=== Extracted information ===
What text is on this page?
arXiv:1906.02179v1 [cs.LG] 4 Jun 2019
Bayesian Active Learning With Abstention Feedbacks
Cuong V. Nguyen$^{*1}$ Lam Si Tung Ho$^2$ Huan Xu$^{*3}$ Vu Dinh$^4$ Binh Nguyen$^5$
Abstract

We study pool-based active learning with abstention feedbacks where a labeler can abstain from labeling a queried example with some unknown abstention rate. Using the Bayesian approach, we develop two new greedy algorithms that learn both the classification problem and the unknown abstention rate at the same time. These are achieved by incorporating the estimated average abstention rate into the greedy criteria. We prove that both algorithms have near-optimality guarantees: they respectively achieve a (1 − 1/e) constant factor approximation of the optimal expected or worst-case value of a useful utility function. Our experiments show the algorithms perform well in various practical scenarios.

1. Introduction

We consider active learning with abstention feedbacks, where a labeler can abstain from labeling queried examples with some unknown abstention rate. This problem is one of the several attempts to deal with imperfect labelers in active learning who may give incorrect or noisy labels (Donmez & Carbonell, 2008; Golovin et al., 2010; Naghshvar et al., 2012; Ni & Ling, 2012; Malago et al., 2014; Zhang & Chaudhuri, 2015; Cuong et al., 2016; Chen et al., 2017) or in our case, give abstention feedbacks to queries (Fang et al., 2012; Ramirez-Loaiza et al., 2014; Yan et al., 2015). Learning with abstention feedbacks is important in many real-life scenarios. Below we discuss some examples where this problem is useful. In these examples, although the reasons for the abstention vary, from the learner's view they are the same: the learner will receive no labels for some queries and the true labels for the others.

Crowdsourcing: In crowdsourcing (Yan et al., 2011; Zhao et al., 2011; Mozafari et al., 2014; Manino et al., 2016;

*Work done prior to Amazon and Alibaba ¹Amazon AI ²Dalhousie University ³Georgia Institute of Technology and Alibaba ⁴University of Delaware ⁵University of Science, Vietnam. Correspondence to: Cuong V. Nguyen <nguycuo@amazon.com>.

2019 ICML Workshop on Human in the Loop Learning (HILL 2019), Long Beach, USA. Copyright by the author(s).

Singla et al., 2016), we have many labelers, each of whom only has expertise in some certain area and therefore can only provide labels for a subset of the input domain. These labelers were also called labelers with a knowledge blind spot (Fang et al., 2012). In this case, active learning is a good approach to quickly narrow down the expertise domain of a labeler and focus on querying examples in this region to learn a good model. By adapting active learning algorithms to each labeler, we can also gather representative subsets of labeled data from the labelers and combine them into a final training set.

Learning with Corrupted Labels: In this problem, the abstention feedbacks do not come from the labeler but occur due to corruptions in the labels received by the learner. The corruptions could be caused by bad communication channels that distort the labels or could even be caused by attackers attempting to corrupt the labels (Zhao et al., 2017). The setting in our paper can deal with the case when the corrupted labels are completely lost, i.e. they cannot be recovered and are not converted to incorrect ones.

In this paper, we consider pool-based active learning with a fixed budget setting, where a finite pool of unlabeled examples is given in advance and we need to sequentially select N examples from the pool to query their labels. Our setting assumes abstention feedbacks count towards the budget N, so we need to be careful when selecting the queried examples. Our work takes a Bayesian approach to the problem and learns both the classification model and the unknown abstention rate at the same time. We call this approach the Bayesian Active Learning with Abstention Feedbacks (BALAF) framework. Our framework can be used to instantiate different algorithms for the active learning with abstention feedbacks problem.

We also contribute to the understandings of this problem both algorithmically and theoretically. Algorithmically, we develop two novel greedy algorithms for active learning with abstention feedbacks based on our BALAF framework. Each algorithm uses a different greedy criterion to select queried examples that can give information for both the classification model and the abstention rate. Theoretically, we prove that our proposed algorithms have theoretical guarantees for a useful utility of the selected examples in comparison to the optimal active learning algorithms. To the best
===
### Exercise prompt
The data above must be returned in full, exactly as written.

### The response
What text is on this page?
arXiv:1906.02179v1 [cs.LG] 4 Jun 2019
Bayesian Active Learning With Abstention Feedbacks
Cuong V. Nguyen$^{*1}$ Lam Si Tung Ho$^2$ Huan Xu$^{*3}$ Vu Dinh$^4$ Binh Nguyen$^5$
Abstract

We study pool-based active learning with abstention feedbacks where a labeler can abstain from labeling a queried example with some unknown abstention rate. Using the Bayesian approach, we develop two new greedy algorithms that learn both the classification problem and the unknown abstention rate at the same time. These are achieved by incorporating the estimated average abstention rate into the greedy criteria. We prove that both algorithms have near-optimality guarantees: they respectively achieve a (1 − 1/e) constant factor approximation of the optimal expected or worst-case value of a useful utility function. Our experiments show the algorithms perform well in various practical scenarios.

1. Introduction

We consider active learning with abstention feedbacks, where a labeler can abstain from labeling queried examples with some unknown abstention rate. This problem is one of the several attempts to deal with imperfect labelers in active learning who may give incorrect or noisy labels (Donmez & Carbonell, 2008; Golovin et al., 2010; Naghshvar et al., 2012; Ni & Ling, 2012; Malago et al., 2014; Zhang & Chaudhuri, 2015; Cuong et al., 2016; Chen et al., 2017) or in our case, give abstention feedbacks to queries (Fang et al., 2012; Ramirez-Loaiza et al., 2014; Yan et al., 2015). Learning with abstention feedbacks is important in many real-life scenarios. Below we discuss some examples where this problem is useful. In these examples, although the reasons for the abstention vary, from the learner's view they are the same: the learner will receive no labels for some queries and the true labels for the others.

Crowdsourcing: In crowdsourcing (Yan et al., 2011; Zhao et al., 2011; Mozafari et al., 2014; Manino et al., 2016;

*Work done prior to Amazon and Alibaba ¹Amazon AI ²Dalhousie University ³Georgia Institute of Technology and Alibaba ⁴University of Delaware ⁵University of Science, Vietnam. Correspondence to: Cuong V. Nguyen <nguycuo@amazon.com>.

2019 ICML Workshop on Human in the Loop Learning (HILL 2019), Long Beach, USA. Copyright by the author(s).

Singla et al., 2016), we have many labelers, each of whom only has expertise in some certain area and therefore can only provide labels for a subset of the input domain. These labelers were also called labelers with a knowledge blind spot (Fang et al., 2012). In this case, active learning is a good approach to quickly narrow down the expertise domain of a labeler and focus on querying examples in this region to learn a good model. By adapting active learning algorithms to each labeler, we can also gather representative subsets of labeled data from the labelers and combine them into a final training set.

Learning with Corrupted Labels: In this problem, the abstention feedbacks do not come from the labeler but occur due to corruptions in the labels received by the learner. The corruptions could be caused by bad communication channels that distort the labels or could even be caused by attackers attempting to corrupt the labels (Zhao et al., 2017). The setting in our paper can deal with the case when the corrupted labels are completely lost, i.e. they cannot be recovered and are not converted to incorrect ones.

In this paper, we consider pool-based active learning with a fixed budget setting, where a finite pool of unlabeled examples is given in advance and we need to sequentially select N examples from the pool to query their labels. Our setting assumes abstention feedbacks count towards the budget N, so we need to be careful when selecting the queried examples. Our work takes a Bayesian approach to the problem and learns both the classification model and the unknown abstention rate at the same time. We call this approach the Bayesian Active Learning with Abstention Feedbacks (BALAF) framework. Our framework can be used to instantiate different algorithms for the active learning with abstention feedbacks problem.

We also contribute to the understandings of this problem both algorithmically and theoretically. Algorithmically, we develop two novel greedy algorithms for active learning with abstention feedbacks based on our BALAF framework. Each algorithm uses a different greedy criterion to select queried examples that can give information for both the classification model and the abstention rate. Theoretically, we prove that our proposed algorithms have theoretical guarantees for a useful utility of the selected examples in comparison to the optimal active learning algorithms. To the best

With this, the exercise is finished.